→ SET EXERCISE: Filter the records below for the word "ffffff". Copy each line that holds it.
§
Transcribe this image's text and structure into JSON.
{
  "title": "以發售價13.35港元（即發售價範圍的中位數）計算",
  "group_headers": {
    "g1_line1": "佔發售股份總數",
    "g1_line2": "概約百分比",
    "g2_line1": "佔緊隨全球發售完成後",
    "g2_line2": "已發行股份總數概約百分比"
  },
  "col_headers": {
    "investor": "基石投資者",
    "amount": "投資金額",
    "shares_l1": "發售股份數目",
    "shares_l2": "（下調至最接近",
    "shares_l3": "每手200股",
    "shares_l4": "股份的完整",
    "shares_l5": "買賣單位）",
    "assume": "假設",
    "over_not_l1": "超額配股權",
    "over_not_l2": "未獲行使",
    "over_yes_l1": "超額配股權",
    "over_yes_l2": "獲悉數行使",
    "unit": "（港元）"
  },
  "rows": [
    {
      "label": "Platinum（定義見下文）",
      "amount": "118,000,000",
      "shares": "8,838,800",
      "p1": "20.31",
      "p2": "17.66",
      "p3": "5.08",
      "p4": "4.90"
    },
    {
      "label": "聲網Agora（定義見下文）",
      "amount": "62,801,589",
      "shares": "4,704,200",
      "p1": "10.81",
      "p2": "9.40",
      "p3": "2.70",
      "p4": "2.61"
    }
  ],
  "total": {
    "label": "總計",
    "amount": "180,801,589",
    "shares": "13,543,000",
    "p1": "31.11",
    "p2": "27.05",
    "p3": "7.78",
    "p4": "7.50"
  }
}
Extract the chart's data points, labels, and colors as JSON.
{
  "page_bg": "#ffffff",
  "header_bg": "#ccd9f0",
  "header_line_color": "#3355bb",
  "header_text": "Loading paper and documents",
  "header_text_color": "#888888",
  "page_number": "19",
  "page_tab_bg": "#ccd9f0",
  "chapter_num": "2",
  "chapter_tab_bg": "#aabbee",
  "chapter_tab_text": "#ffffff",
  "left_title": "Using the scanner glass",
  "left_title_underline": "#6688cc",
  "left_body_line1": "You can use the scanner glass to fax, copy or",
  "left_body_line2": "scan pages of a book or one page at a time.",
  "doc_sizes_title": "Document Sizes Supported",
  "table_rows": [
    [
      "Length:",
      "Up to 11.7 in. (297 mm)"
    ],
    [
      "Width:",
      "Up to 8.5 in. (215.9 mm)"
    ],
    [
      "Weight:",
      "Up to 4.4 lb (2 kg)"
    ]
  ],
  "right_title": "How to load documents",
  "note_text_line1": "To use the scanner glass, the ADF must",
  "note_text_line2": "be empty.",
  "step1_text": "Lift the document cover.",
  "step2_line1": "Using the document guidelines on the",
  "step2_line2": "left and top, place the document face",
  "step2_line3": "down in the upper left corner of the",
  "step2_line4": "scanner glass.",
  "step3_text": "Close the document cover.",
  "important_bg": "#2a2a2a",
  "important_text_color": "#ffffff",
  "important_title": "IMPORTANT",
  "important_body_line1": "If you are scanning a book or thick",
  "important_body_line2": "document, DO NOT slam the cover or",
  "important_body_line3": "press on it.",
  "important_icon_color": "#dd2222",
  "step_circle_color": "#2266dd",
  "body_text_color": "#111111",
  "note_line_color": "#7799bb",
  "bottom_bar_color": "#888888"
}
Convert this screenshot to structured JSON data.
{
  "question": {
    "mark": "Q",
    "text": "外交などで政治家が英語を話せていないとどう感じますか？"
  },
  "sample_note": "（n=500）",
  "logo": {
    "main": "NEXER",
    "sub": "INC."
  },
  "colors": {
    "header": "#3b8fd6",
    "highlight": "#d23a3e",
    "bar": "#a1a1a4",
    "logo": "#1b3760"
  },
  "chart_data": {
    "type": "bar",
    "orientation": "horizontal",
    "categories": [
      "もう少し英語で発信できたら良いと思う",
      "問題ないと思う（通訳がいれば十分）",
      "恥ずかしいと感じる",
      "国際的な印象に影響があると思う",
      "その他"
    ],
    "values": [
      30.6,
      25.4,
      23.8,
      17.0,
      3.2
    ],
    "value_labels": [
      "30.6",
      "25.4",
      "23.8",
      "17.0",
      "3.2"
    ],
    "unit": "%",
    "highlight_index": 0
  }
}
§
→ SOLUTION:
  "page_bg": "#ffffff",
  "chapter_tab_text": "#ffffff",
  "important_text_color": "#ffffff",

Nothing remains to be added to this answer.